### Page

Est-il nécessaire de commenter ?
Le choc des civilisations dont on va de plus en plus nous parler sachant que celui qui fait actuellement fureur n’existe pourtant pas, concernera l’Asie. Si la notion de péril jaune n’est pas récente et fût mise en sommeil suite au rapprochement sino-américain consécutif à une russophobie partagée par les deux pays, la disparition de l’empire soviétique et l’implantation américaine progressive dans nombre des ex républiques vont permettre aujourd’hui de ressortir ce concept. Encore faudrait-il pour cela ne point faire référence à trop de chocs à venir sous peine de voir nos contemporains légitimement s’interroger, la naïveté ayant des limites. Le lecteur comprendra que ce n’est pas à moi d’aller fournir de l’aide à Washington afin de mieux faire passer la pilule aux terriens même si j’aurais bien des idées à leur proposer sur la question.
Où en est donc le Japon ?
La constitution élaborée par les américains dispose d’un article qui aujourd’hui est de plus en plus discuté :
Article 9. Aspirant sincèrement à une paix internationale fondée sur la justice et l'ordre, le peuple japonais renonce à jamais à la guerre en tant que droit souverain de la nation, ou à la menace, ou à l'usage de la force comme moyen de règlement des conflits internationaux.
Pour atteindre le but fixé au paragraphe précédent, il ne sera jamais maintenu de forces terrestres, navales et aériennes, ou autre potentiel de guerre. Le droit de belligérance de l'État ne sera pas reconnu.

Annotations des éléments de mise en page

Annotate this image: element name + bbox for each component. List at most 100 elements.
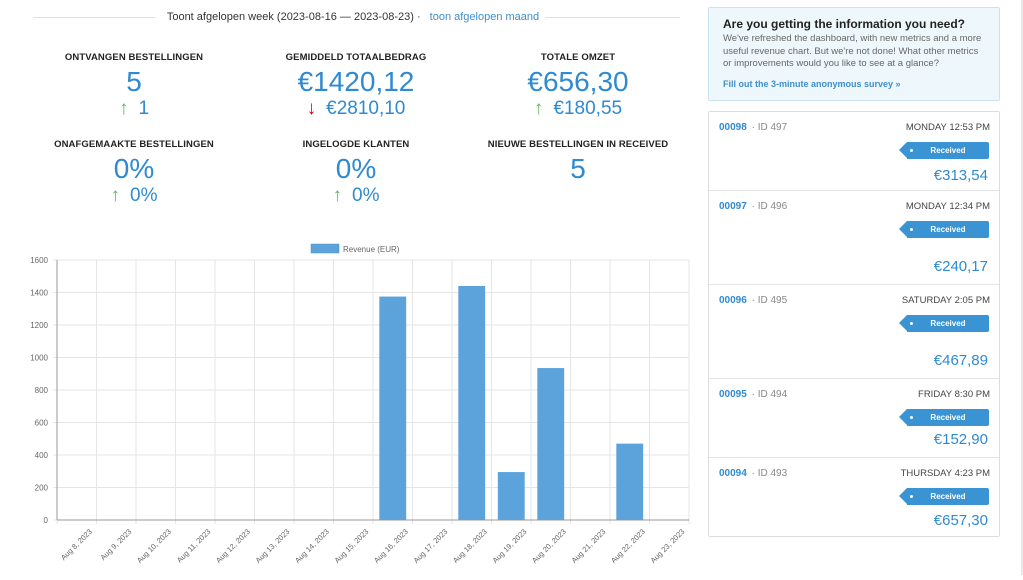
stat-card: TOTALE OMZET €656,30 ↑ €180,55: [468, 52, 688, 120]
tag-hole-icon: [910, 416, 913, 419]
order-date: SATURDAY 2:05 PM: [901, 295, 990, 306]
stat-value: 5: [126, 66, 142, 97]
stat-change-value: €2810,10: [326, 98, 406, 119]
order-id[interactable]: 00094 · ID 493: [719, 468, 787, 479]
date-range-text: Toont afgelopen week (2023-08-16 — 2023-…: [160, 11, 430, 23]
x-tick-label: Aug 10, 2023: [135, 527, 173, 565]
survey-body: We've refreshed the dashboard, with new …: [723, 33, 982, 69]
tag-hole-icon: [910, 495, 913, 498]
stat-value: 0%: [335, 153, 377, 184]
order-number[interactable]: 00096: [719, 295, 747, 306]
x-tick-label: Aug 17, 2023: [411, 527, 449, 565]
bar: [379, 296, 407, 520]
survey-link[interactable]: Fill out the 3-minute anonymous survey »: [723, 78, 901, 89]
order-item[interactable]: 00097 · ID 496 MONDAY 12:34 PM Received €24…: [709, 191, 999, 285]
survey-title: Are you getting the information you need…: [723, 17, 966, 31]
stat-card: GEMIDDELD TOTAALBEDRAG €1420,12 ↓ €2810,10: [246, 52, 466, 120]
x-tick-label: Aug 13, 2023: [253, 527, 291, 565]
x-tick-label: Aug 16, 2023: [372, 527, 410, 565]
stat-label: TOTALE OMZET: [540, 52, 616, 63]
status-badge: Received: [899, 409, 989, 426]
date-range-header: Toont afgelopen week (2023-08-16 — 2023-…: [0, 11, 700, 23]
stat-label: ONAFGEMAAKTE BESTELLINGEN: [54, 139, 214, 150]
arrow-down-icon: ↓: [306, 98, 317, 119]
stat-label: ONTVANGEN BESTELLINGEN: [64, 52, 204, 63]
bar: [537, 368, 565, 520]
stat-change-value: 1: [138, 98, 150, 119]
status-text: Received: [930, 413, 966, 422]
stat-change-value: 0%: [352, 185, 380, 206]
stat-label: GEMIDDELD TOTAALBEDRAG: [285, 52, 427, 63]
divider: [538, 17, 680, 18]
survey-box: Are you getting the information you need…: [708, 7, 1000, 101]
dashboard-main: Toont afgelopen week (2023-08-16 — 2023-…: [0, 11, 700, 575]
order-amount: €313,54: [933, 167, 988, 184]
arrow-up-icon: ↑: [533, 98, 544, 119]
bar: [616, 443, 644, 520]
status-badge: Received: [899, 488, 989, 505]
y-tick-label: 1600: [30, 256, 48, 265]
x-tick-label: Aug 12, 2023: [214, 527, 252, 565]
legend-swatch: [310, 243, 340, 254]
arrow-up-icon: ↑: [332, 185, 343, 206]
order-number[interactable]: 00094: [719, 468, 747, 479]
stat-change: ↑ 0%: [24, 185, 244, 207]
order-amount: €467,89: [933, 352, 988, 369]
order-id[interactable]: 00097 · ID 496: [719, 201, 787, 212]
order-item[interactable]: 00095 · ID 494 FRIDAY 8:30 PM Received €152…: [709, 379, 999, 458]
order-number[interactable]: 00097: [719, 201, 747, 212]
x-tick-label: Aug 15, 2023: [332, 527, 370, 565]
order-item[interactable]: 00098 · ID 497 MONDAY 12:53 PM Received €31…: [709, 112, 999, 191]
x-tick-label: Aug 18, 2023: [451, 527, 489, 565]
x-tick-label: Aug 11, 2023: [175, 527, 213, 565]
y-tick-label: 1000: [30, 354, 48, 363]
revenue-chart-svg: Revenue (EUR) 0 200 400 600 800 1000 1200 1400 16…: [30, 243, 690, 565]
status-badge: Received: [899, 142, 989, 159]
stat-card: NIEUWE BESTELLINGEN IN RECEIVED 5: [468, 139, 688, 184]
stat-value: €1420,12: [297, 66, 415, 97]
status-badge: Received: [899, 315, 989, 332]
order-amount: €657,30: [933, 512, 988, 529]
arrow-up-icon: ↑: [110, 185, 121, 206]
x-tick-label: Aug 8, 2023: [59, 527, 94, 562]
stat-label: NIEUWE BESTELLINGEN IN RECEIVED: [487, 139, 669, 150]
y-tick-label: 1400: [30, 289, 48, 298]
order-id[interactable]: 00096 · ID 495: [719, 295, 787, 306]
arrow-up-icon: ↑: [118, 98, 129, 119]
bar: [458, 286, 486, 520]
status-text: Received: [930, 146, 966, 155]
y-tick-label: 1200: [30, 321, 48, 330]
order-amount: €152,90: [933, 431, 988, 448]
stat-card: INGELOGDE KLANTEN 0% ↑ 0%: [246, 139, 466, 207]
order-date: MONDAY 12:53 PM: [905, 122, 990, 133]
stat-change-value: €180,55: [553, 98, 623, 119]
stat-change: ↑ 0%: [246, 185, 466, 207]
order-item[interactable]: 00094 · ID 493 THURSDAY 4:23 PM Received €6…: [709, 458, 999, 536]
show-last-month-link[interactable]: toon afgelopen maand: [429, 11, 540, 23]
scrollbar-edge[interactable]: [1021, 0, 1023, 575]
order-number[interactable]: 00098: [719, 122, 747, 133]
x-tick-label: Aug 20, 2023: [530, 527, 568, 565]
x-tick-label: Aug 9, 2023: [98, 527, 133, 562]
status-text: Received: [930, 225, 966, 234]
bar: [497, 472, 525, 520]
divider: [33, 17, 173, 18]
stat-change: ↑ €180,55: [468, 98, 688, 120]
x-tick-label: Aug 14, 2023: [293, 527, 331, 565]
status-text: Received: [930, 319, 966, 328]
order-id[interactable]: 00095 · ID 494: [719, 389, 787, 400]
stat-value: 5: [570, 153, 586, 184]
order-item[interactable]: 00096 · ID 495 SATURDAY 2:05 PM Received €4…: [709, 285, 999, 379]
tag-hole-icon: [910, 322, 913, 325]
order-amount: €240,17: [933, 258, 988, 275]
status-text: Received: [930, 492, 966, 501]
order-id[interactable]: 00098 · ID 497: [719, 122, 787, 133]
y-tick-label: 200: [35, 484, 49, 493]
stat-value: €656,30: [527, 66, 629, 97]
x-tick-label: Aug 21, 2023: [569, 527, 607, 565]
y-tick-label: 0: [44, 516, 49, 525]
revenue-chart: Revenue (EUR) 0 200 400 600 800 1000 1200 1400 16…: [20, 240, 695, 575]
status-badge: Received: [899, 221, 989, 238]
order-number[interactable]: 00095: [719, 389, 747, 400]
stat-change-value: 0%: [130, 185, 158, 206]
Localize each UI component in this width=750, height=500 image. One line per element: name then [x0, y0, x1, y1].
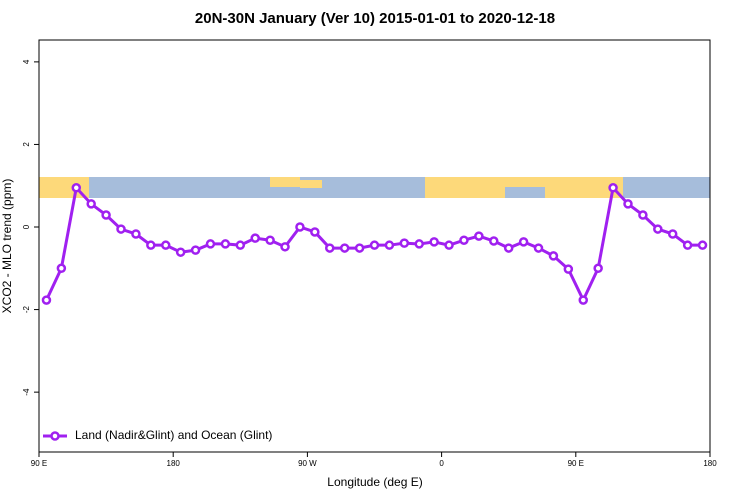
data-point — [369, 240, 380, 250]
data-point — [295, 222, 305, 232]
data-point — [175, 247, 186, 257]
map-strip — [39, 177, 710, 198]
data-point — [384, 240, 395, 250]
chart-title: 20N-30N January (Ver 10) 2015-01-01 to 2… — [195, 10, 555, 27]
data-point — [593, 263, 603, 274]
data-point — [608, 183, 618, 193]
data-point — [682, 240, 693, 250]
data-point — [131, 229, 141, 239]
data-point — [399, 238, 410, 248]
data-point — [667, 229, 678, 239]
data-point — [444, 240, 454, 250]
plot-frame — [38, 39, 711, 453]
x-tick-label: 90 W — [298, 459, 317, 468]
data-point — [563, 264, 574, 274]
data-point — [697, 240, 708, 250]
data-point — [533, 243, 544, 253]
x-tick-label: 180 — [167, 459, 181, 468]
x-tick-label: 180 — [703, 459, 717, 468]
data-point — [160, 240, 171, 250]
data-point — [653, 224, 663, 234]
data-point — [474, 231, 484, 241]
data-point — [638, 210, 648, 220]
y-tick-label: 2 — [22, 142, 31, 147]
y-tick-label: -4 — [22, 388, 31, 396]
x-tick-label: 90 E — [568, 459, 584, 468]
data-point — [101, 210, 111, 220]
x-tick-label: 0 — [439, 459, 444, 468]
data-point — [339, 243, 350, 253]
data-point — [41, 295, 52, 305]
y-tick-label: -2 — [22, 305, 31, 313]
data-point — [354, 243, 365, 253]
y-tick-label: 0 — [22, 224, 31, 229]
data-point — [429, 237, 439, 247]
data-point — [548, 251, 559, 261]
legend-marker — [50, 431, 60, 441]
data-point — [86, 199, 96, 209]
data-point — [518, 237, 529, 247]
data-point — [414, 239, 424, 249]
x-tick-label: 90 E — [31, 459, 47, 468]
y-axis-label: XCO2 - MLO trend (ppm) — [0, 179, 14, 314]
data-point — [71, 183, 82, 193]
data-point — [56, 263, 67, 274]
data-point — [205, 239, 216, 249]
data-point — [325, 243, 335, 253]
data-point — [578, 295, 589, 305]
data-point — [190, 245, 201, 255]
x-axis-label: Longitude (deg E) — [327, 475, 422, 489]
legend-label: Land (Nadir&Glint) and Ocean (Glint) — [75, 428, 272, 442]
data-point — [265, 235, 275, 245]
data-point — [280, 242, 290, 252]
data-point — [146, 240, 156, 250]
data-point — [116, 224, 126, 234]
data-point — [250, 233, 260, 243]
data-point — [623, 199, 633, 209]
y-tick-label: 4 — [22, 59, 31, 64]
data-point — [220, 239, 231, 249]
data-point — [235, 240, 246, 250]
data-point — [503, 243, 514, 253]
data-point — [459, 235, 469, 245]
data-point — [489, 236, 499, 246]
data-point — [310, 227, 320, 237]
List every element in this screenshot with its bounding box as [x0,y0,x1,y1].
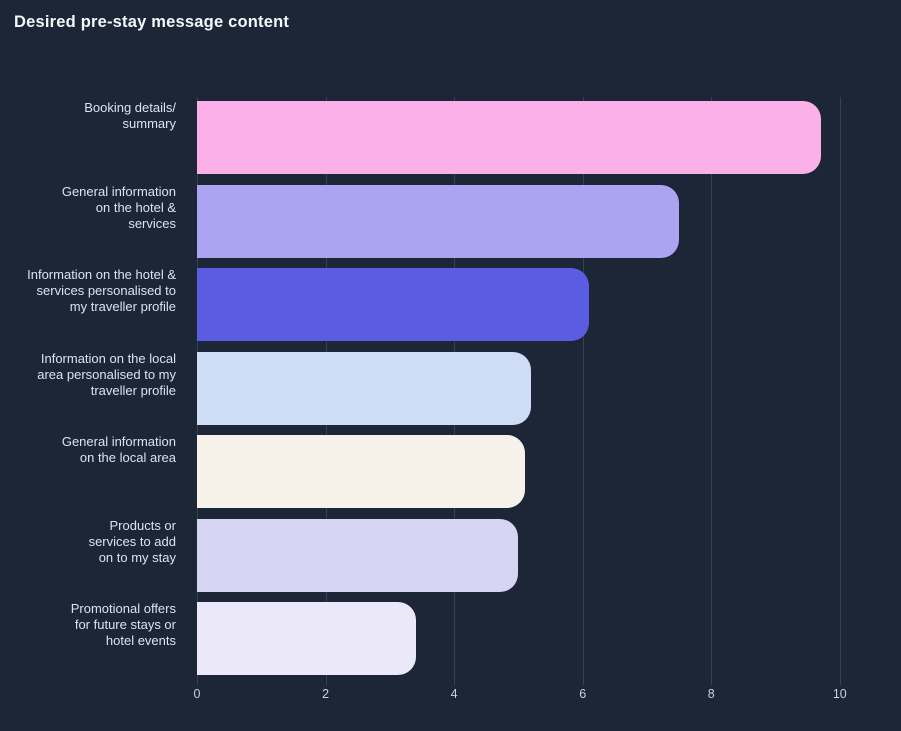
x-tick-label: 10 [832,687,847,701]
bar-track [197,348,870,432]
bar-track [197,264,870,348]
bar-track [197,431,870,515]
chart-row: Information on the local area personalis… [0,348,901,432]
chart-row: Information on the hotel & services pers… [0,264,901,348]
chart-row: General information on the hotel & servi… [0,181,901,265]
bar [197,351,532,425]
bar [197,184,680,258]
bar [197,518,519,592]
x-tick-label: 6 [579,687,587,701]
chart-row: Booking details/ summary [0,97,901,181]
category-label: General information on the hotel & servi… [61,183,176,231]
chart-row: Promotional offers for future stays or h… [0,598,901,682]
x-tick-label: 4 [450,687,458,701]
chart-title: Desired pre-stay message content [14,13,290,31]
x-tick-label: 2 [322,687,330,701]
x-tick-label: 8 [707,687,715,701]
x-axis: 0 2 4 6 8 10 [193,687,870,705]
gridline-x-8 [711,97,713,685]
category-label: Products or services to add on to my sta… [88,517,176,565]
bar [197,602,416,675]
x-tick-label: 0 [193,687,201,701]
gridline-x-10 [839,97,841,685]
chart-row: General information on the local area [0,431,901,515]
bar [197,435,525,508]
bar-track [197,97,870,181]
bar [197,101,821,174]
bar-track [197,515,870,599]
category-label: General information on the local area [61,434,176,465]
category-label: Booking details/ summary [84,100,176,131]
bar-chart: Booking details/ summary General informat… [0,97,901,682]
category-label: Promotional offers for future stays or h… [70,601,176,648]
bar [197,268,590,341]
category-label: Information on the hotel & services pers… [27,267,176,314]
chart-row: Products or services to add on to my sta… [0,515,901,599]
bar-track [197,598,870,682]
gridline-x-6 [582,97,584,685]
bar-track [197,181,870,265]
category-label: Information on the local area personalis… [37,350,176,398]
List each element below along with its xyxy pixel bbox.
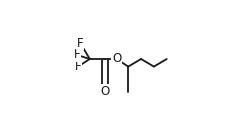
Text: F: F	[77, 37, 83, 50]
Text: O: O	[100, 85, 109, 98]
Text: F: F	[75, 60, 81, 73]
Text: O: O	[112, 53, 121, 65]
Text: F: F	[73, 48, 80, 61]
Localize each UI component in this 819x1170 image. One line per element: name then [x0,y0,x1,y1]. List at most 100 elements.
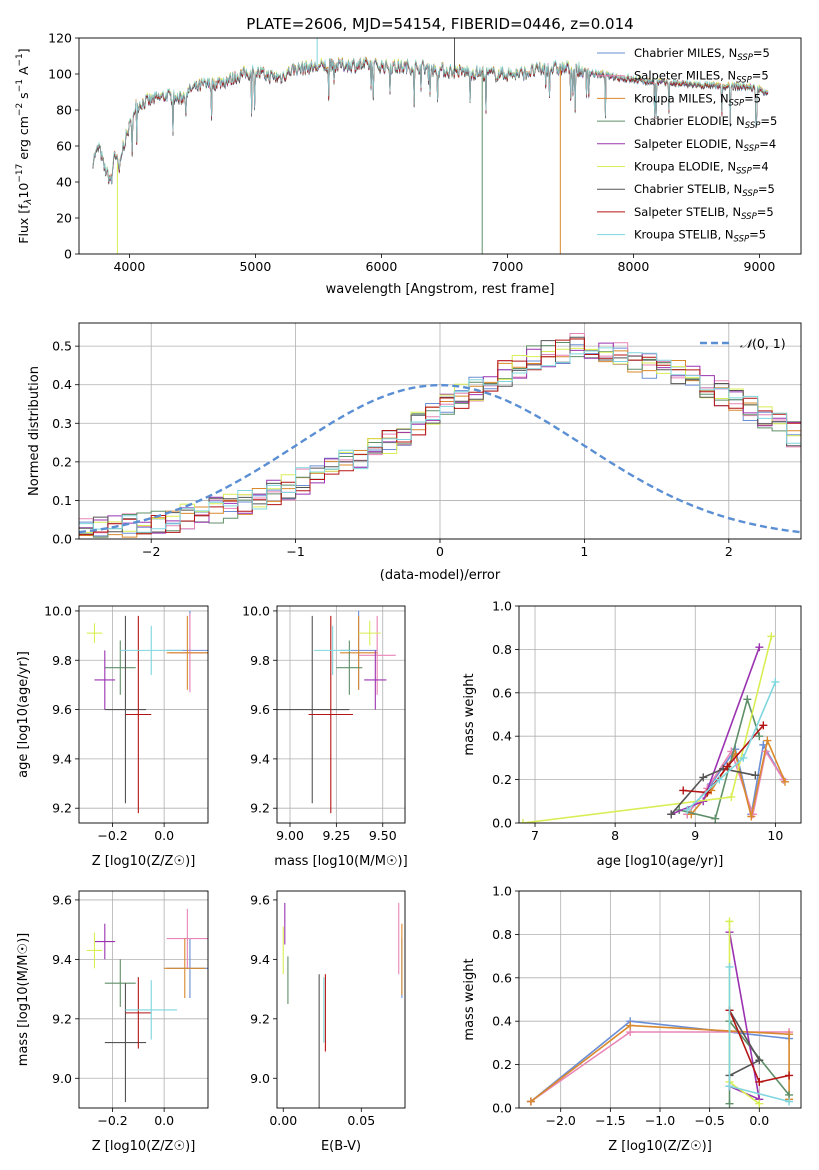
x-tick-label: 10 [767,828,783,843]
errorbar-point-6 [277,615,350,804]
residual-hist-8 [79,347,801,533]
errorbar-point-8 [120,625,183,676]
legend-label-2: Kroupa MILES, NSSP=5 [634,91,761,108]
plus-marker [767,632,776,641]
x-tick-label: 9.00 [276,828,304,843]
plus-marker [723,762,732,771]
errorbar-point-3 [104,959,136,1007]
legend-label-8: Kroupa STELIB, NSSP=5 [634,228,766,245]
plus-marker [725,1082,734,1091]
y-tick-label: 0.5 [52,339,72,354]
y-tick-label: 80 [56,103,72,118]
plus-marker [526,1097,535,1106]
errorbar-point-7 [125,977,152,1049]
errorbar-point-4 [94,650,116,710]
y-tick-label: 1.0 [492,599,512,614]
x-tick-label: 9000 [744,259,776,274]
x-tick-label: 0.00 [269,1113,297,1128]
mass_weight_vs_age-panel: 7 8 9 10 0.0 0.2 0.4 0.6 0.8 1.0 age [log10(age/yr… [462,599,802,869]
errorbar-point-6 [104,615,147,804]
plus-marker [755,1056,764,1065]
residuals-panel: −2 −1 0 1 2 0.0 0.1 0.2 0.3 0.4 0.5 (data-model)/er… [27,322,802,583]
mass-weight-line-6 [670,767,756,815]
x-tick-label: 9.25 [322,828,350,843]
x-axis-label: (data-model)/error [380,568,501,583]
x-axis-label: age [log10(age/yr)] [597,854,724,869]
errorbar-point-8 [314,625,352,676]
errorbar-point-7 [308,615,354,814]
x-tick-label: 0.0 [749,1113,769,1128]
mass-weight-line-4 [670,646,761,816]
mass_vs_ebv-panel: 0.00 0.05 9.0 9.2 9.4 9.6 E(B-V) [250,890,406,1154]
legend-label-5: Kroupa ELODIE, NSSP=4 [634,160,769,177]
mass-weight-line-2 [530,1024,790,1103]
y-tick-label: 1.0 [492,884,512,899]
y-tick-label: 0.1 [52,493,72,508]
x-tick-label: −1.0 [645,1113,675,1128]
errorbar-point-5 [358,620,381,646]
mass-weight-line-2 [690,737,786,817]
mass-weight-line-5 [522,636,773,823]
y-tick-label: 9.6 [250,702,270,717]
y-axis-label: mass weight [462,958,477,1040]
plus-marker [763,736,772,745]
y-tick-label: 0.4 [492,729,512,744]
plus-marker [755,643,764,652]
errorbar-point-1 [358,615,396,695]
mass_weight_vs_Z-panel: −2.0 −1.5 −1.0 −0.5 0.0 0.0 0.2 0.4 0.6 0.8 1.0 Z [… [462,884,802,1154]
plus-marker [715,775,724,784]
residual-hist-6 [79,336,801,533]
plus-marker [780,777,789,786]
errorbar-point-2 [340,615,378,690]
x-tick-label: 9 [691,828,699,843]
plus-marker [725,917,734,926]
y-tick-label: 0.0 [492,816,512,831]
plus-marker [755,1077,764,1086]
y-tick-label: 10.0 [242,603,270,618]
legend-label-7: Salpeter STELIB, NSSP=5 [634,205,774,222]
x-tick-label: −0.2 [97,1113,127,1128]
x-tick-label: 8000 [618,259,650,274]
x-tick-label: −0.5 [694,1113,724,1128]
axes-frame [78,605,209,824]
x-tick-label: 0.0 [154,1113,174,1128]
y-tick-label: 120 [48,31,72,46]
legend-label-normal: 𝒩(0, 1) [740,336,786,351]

### Travail demandé
Rédigez la suite du texte sur le Japon, à partir de son dernier paragraphe. Ce matériel n'a aucun lien avec le texte sur le Japon.

### Réponse ci-dessous
Cet article et il est facile de le comprendre fait l’objet de controverses. En effet, le sens général du texte ne sera pas le même suivant l’interprétation donnée aux différents tronçons de phrase. On imagine mal ce pays ne pas se défendre en cas d’attaque ce qui constituerait pourtant un ‘ usage de la force comme moyen de règlement des conflits internationaux’. De même la notion de menace est des plus floues : ou commence t-elle ? A titre d’exemple, une décision d’ordre économique représente dans certains cas un casus belli. Si néanmoins on se limite à une lecture stricto sensu du texte, force est de constater que le Japon est un pays dans le domaine militaire juridiquement placé sous tutelle. On le comprend d’autant mieux en considérant qu’un pays où ‘il ne sera jamais maintenu de forces terrestres, navales et aériennes, ou autre potentiel de guerre’ n’est pas même apte à se défendre.
Imposé par les américains à la fin de la guerre comme ils le firent ailleurs, ce type de convention ne fût pas respecté dans les faits tout comme ailleurs. Ainsi, secrètement, les Etats Unis dès 1948 décidèrent sous couvert de la dénomination de ‘force de police nationale’ de la création d’une force autochtone de 150 000 hommes à des fins de protection dont le but était officiellement justifié par la nécessité de protéger les installations et personnels militaires américains ce qui évidemment prête à sourire. C’est aujourd’hui de 250 000 hommes dont dispose l’armée japonaise qu’il est bon de comparer au seulement 350 000 hommes qui constituent l’armée de la France, pays membre permanent du conseil de sécurité de l’Onu, présent sur plusieurs continents et appelé souvent à intervenir hors de son territoire.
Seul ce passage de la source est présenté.